*Task details*. Could you return each of the lines below without any changes, leaving out the pictures?

Labeled box records
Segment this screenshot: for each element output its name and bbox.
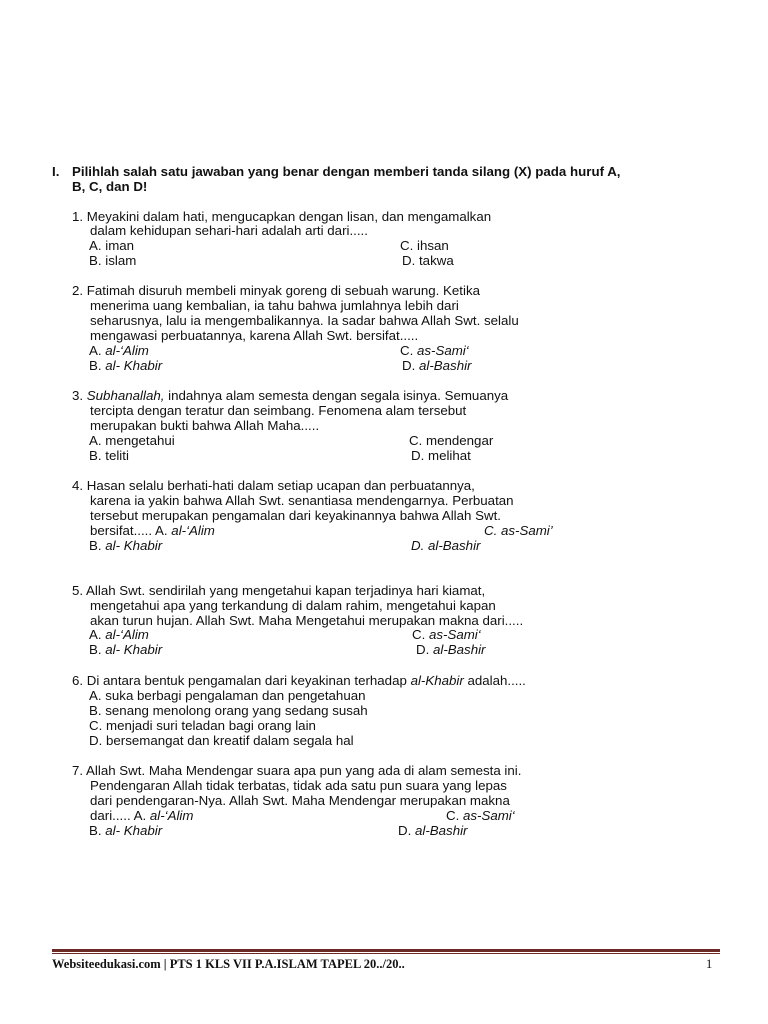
q1-option-a: A. iman [89,238,135,253]
q4-line-1: 4. Hasan selalu berhati-hati dalam setiap ucapan dan perbuatannya, [72,478,475,493]
q6-option-d: D. bersemangat dan kreatif dalam segala hal [89,733,354,748]
q3-line-1: 3. Subhanallah, indahnya alam semesta dengan segala isinya. Semuanya [72,388,509,403]
footer-text: Websiteedukasi.com | PTS 1 KLS VII P.A.ISLAM TAPEL 20../20.. [52,957,405,971]
footer-rule-thin [52,953,720,954]
q7-option-c: C. as-Sami‘ [446,808,515,823]
instruction-line-1: Pilihlah salah satu jawaban yang benar dengan memberi tanda silang (X) pada huruf A, [72,164,621,179]
q4-line-2: karena ia yakin bahwa Allah Swt. senantiasa mendengarnya. Perbuatan [90,493,514,508]
q3-option-a: A. mengetahui [89,433,175,448]
q7-line-2: Pendengaran Allah tidak terbatas, tidak ada satu pun suara yang lepas [90,778,507,793]
q5-line-3: akan turun hujan. Allah Swt. Maha Mengetahui merupakan makna dari..... [90,613,524,628]
q3-option-d: D. melihat [411,448,471,463]
q3-line-3: merupakan bukti bahwa Allah Maha..... [90,418,320,433]
q2-option-c: C. as-Sami‘ [400,343,469,358]
q7-option-b: B. al- Khabir [89,823,163,838]
q4-line-3: tersebut merupakan pengamalan dari keyakinannya bahwa Allah Swt. [90,508,501,523]
q2-option-a: A. al-‘Alim [89,343,149,358]
q5-line-1: 5. Allah Swt. sendirilah yang mengetahui kapan terjadinya hari kiamat, [72,583,486,598]
instruction-line-2: B, C, dan D! [72,179,148,194]
q5-option-a: A. al-‘Alim [89,627,149,642]
q2-line-3: seharusnya, lalu ia mengembalikannya. Ia sadar bahwa Allah Swt. selalu [90,313,519,328]
q4-option-c: C. as-Sami’ [484,523,553,538]
q2-option-d: D. al-Bashir [402,358,472,373]
q6-line-1: 6. Di antara bentuk pengamalan dari keyakinan terhadap al-Khabir adalah..... [72,673,526,688]
page-number: 1 [706,957,713,971]
q4-option-d: D. al-Bashir [411,538,481,553]
q6-option-b: B. senang menolong orang yang sedang susah [89,703,368,718]
q2-option-b: B. al- Khabir [89,358,163,373]
q4-option-b: B. al- Khabir [89,538,163,553]
q5-option-c: C. as-Sami‘ [412,627,481,642]
section-number: I. [52,164,60,179]
footer-rule-thick [52,949,720,952]
q7-line-4: dari..... A. al-‘Alim [90,808,194,823]
q1-line-1: 1. Meyakini dalam hati, mengucapkan dengan lisan, dan mengamalkan [72,209,492,224]
q7-line-1: 7. Allah Swt. Maha Mendengar suara apa pun yang ada di alam semesta ini. [72,763,522,778]
q1-option-b: B. islam [89,253,137,268]
q7-line-3: dari pendengaran-Nya. Allah Swt. Maha Mendengar merupakan makna [90,793,510,808]
q3-option-c: C. mendengar [409,433,494,448]
q1-option-d: D. takwa [402,253,454,268]
q5-line-2: mengetahui apa yang terkandung di dalam rahim, mengetahui kapan [90,598,496,613]
q6-option-a: A. suka berbagi pengalaman dan pengetahuan [89,688,366,703]
q1-line-2: dalam kehidupan sehari-hari adalah arti dari..... [90,223,368,238]
q2-line-1: 2. Fatimah disuruh membeli minyak goreng di sebuah warung. Ketika [72,283,480,298]
q6-option-c: C. menjadi suri teladan bagi orang lain [89,718,316,733]
q3-option-b: B. teliti [89,448,129,463]
q2-line-4: mengawasi perbuatannya, karena Allah Swt. bersifat..... [90,328,419,343]
q4-line-4: bersifat..... A. al-‘Alim [90,523,215,538]
q2-line-2: menerima uang kembalian, ia tahu bahwa jumlahnya lebih dari [90,298,459,313]
q7-option-d: D. al-Bashir [398,823,468,838]
q3-line-2: tercipta dengan teratur dan seimbang. Fenomena alam tersebut [90,403,467,418]
q5-option-b: B. al- Khabir [89,642,163,657]
q1-option-c: C. ihsan [400,238,449,253]
q5-option-d: D. al-Bashir [416,642,486,657]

*Complete output*.
Segment this screenshot: for each element output its name and bbox.
q1-option-a: A. iman [89,238,135,253]
q4-line-1: 4. Hasan selalu berhati-hati dalam setiap ucapan dan perbuatannya, [72,478,475,493]
q6-option-d: D. bersemangat dan kreatif dalam segala hal [89,733,354,748]
q3-line-1: 3. Subhanallah, indahnya alam semesta dengan segala isinya. Semuanya [72,388,509,403]
footer-text: Websiteedukasi.com | PTS 1 KLS VII P.A.ISLAM TAPEL 20../20.. [52,957,405,971]
footer-rule-thin [52,953,720,954]
q7-option-c: C. as-Sami‘ [446,808,515,823]
instruction-line-1: Pilihlah salah satu jawaban yang benar dengan memberi tanda silang (X) pada huruf A, [72,164,621,179]
q4-line-2: karena ia yakin bahwa Allah Swt. senantiasa mendengarnya. Perbuatan [90,493,514,508]
q3-option-a: A. mengetahui [89,433,175,448]
q7-line-2: Pendengaran Allah tidak terbatas, tidak ada satu pun suara yang lepas [90,778,507,793]
q5-line-3: akan turun hujan. Allah Swt. Maha Mengetahui merupakan makna dari..... [90,613,524,628]
q3-option-d: D. melihat [411,448,471,463]
q3-line-3: merupakan bukti bahwa Allah Maha..... [90,418,320,433]
q2-option-c: C. as-Sami‘ [400,343,469,358]
q7-option-b: B. al- Khabir [89,823,163,838]
q4-line-3: tersebut merupakan pengamalan dari keyakinannya bahwa Allah Swt. [90,508,501,523]
q2-option-a: A. al-‘Alim [89,343,149,358]
q5-line-1: 5. Allah Swt. sendirilah yang mengetahui kapan terjadinya hari kiamat, [72,583,486,598]
instruction-line-2: B, C, dan D! [72,179,148,194]
q5-option-a: A. al-‘Alim [89,627,149,642]
q2-line-3: seharusnya, lalu ia mengembalikannya. Ia sadar bahwa Allah Swt. selalu [90,313,519,328]
q4-option-c: C. as-Sami’ [484,523,553,538]
q2-option-d: D. al-Bashir [402,358,472,373]
q6-line-1: 6. Di antara bentuk pengamalan dari keyakinan terhadap al-Khabir adalah..... [72,673,526,688]
page-number: 1 [706,957,713,971]
q4-option-d: D. al-Bashir [411,538,481,553]
q6-option-b: B. senang menolong orang yang sedang susah [89,703,368,718]
q2-option-b: B. al- Khabir [89,358,163,373]
q4-option-b: B. al- Khabir [89,538,163,553]
q5-option-c: C. as-Sami‘ [412,627,481,642]
section-number: I. [52,164,60,179]
footer-rule-thick [52,949,720,952]
q7-line-4: dari..... A. al-‘Alim [90,808,194,823]
q1-line-1: 1. Meyakini dalam hati, mengucapkan dengan lisan, dan mengamalkan [72,209,492,224]
q7-line-1: 7. Allah Swt. Maha Mendengar suara apa pun yang ada di alam semesta ini. [72,763,522,778]
q1-option-b: B. islam [89,253,137,268]
q7-line-3: dari pendengaran-Nya. Allah Swt. Maha Mendengar merupakan makna [90,793,510,808]
q3-option-c: C. mendengar [409,433,494,448]
q1-option-d: D. takwa [402,253,454,268]
q5-line-2: mengetahui apa yang terkandung di dalam rahim, mengetahui kapan [90,598,496,613]
q6-option-a: A. suka berbagi pengalaman dan pengetahuan [89,688,366,703]
q1-line-2: dalam kehidupan sehari-hari adalah arti dari..... [90,223,368,238]
q2-line-1: 2. Fatimah disuruh membeli minyak goreng di sebuah warung. Ketika [72,283,480,298]
q6-option-c: C. menjadi suri teladan bagi orang lain [89,718,316,733]
q3-option-b: B. teliti [89,448,129,463]
q2-line-4: mengawasi perbuatannya, karena Allah Swt. bersifat..... [90,328,419,343]
q4-line-4: bersifat..... A. al-‘Alim [90,523,215,538]
q2-line-2: menerima uang kembalian, ia tahu bahwa jumlahnya lebih dari [90,298,459,313]
q7-option-d: D. al-Bashir [398,823,468,838]
q3-line-2: tercipta dengan teratur dan seimbang. Fenomena alam tersebut [90,403,467,418]
q5-option-b: B. al- Khabir [89,642,163,657]
q1-option-c: C. ihsan [400,238,449,253]
q5-option-d: D. al-Bashir [416,642,486,657]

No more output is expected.